§ **WHAT TO WORK ON**
Skip the pictures. Repeat everything else in the records word for word.

**********

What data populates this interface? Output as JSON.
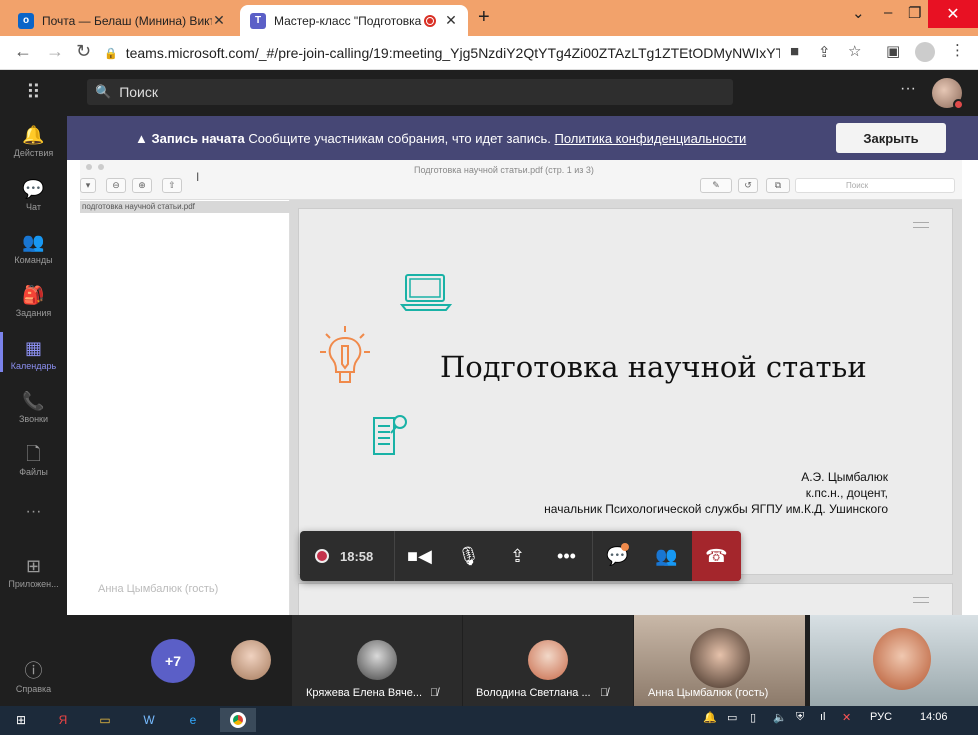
{
  "browser": {
    "tabs": [
      {
        "label": "Почта — Белаш (Минина) Викто",
        "icon": "outlook-icon",
        "color": "#0a64c8"
      },
      {
        "label": "Мастер-класс \"Подготовка",
        "icon": "teams-icon",
        "color": "#5b5fc7",
        "recording": true
      }
    ],
    "new_tab": "+",
    "url": "teams.microsoft.com/_#/pre-join-calling/19:meeting_Yjg5NzdiY2QtYTg4Zi00ZTAzLTg1ZTEtODMyNWIxYTA3..."
  },
  "teams": {
    "search_placeholder": "Поиск",
    "more": "···",
    "rail": [
      {
        "label": "Действия",
        "icon": "bell-icon"
      },
      {
        "label": "Чат",
        "icon": "chat-icon"
      },
      {
        "label": "Команды",
        "icon": "teams-group-icon"
      },
      {
        "label": "Задания",
        "icon": "assignments-icon"
      },
      {
        "label": "Календарь",
        "icon": "calendar-icon",
        "active": true
      },
      {
        "label": "Звонки",
        "icon": "phone-icon"
      },
      {
        "label": "Файлы",
        "icon": "file-icon"
      },
      {
        "label": "···",
        "icon": "more-icon"
      },
      {
        "label": "Приложен...",
        "icon": "apps-icon"
      },
      {
        "label": "Справка",
        "icon": "help-icon"
      }
    ],
    "banner": {
      "bold": "Запись начата",
      "text": "Сообщите участникам собрания, что идет запись.",
      "link": "Политика конфиденциальности",
      "close": "Закрыть"
    }
  },
  "pdf": {
    "title": "Подготовка научной статьи.pdf (стр. 1 из 3)",
    "file": "подготовка научной статьи.pdf",
    "search": "Поиск",
    "slide_title": "Подготовка научной статьи",
    "author_name": "А.Э. Цымбалюк",
    "author_degree": "к.пс.н., доцент,",
    "author_position": "начальник Психологической службы ЯГПУ им.К.Д. Ушинского"
  },
  "meeting": {
    "timer": "18:58",
    "presenter": "Анна Цымбалюк (гость)",
    "more_count": "+7",
    "participants": [
      {
        "name": "Кряжева Елена Вяче...",
        "muted": true
      },
      {
        "name": "Володина Светлана ...",
        "muted": true
      },
      {
        "name": "Анна Цымбалюк (гость)",
        "muted": false
      }
    ]
  },
  "taskbar": {
    "lang": "РУС",
    "time": "14:06"
  }
}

**********

§ **SOLVED EXERCISE**
What data populates this interface? Output as JSON.
{
  "browser": {
    "tabs": [
      {
        "label": "Почта — Белаш (Минина) Викто",
        "icon": "outlook-icon",
        "color": "#0a64c8"
      },
      {
        "label": "Мастер-класс \"Подготовка",
        "icon": "teams-icon",
        "color": "#5b5fc7",
        "recording": true
      }
    ],
    "new_tab": "+",
    "url": "teams.microsoft.com/_#/pre-join-calling/19:meeting_Yjg5NzdiY2QtYTg4Zi00ZTAzLTg1ZTEtODMyNWIxYTA3..."
  },
  "teams": {
    "search_placeholder": "Поиск",
    "more": "···",
    "rail": [
      {
        "label": "Действия",
        "icon": "bell-icon"
      },
      {
        "label": "Чат",
        "icon": "chat-icon"
      },
      {
        "label": "Команды",
        "icon": "teams-group-icon"
      },
      {
        "label": "Задания",
        "icon": "assignments-icon"
      },
      {
        "label": "Календарь",
        "icon": "calendar-icon",
        "active": true
      },
      {
        "label": "Звонки",
        "icon": "phone-icon"
      },
      {
        "label": "Файлы",
        "icon": "file-icon"
      },
      {
        "label": "···",
        "icon": "more-icon"
      },
      {
        "label": "Приложен...",
        "icon": "apps-icon"
      },
      {
        "label": "Справка",
        "icon": "help-icon"
      }
    ],
    "banner": {
      "bold": "Запись начата",
      "text": "Сообщите участникам собрания, что идет запись.",
      "link": "Политика конфиденциальности",
      "close": "Закрыть"
    }
  },
  "pdf": {
    "title": "Подготовка научной статьи.pdf (стр. 1 из 3)",
    "file": "подготовка научной статьи.pdf",
    "search": "Поиск",
    "slide_title": "Подготовка научной статьи",
    "author_name": "А.Э. Цымбалюк",
    "author_degree": "к.пс.н., доцент,",
    "author_position": "начальник Психологической службы ЯГПУ им.К.Д. Ушинского"
  },
  "meeting": {
    "timer": "18:58",
    "presenter": "Анна Цымбалюк (гость)",
    "more_count": "+7",
    "participants": [
      {
        "name": "Кряжева Елена Вяче...",
        "muted": true
      },
      {
        "name": "Володина Светлана ...",
        "muted": true
      },
      {
        "name": "Анна Цымбалюк (гость)",
        "muted": false
      }
    ]
  },
  "taskbar": {
    "lang": "РУС",
    "time": "14:06"
  }
}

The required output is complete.